### Records supplied
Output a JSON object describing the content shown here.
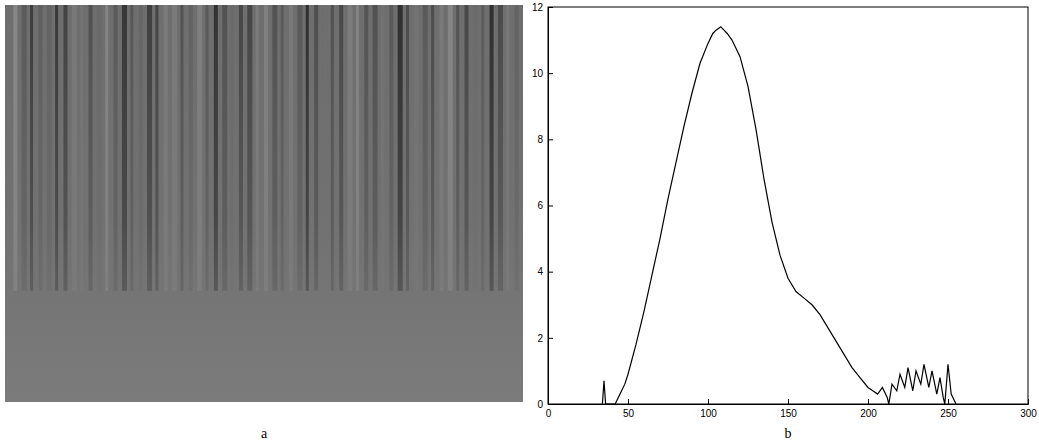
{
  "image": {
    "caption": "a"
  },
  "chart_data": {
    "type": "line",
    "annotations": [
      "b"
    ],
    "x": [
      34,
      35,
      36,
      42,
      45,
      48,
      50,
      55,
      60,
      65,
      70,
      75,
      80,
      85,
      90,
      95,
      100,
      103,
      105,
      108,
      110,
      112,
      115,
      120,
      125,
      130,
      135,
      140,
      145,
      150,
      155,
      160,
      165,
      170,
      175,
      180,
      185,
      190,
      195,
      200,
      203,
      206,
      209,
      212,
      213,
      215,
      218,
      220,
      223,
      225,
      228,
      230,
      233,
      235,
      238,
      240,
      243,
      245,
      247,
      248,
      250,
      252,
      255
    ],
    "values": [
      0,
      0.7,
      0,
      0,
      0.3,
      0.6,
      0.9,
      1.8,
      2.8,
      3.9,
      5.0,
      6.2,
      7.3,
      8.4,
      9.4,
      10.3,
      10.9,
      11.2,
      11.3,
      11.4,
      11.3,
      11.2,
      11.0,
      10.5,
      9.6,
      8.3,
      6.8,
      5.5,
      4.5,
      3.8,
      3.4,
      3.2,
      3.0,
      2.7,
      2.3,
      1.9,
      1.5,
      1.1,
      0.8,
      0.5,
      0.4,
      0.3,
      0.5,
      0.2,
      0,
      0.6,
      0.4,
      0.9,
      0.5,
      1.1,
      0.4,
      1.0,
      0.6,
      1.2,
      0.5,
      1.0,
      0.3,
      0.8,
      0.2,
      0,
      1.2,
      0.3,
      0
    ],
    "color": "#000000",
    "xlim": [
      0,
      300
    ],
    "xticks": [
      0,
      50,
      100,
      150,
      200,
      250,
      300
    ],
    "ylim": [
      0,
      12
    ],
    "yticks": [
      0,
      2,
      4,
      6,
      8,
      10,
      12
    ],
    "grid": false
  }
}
...
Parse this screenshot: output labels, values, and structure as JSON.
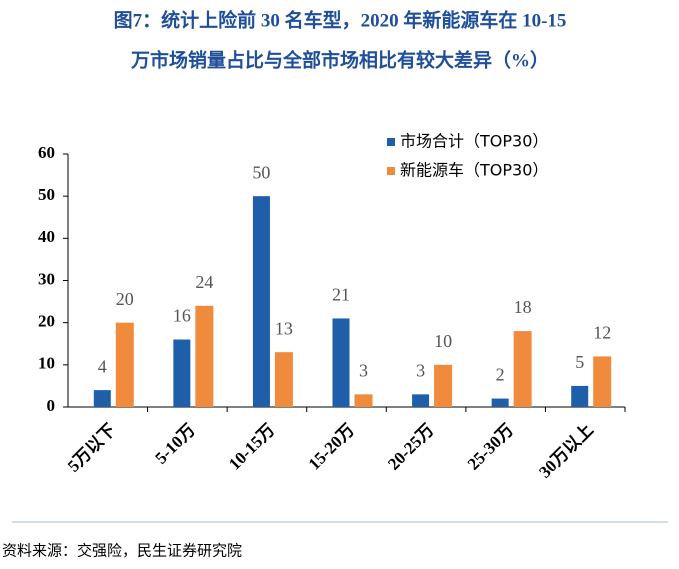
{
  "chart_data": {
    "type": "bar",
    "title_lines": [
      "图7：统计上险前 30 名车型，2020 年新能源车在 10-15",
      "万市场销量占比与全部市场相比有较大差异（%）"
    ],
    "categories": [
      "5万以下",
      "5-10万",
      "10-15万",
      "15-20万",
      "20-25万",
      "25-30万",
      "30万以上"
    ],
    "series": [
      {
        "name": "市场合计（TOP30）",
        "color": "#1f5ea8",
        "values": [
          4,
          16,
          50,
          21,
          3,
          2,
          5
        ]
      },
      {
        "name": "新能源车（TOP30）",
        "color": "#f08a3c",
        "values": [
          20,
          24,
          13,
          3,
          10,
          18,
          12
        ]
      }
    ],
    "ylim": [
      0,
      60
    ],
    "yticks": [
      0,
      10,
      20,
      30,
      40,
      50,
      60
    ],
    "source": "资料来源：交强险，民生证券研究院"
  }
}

### Exercise requirements
Identify which lines contain the word "values" and copy each one.

### Solution to the problem
    "values": [
Parse this screenshot: output labels, values, and structure as JSON.
        "values": [
        "values": [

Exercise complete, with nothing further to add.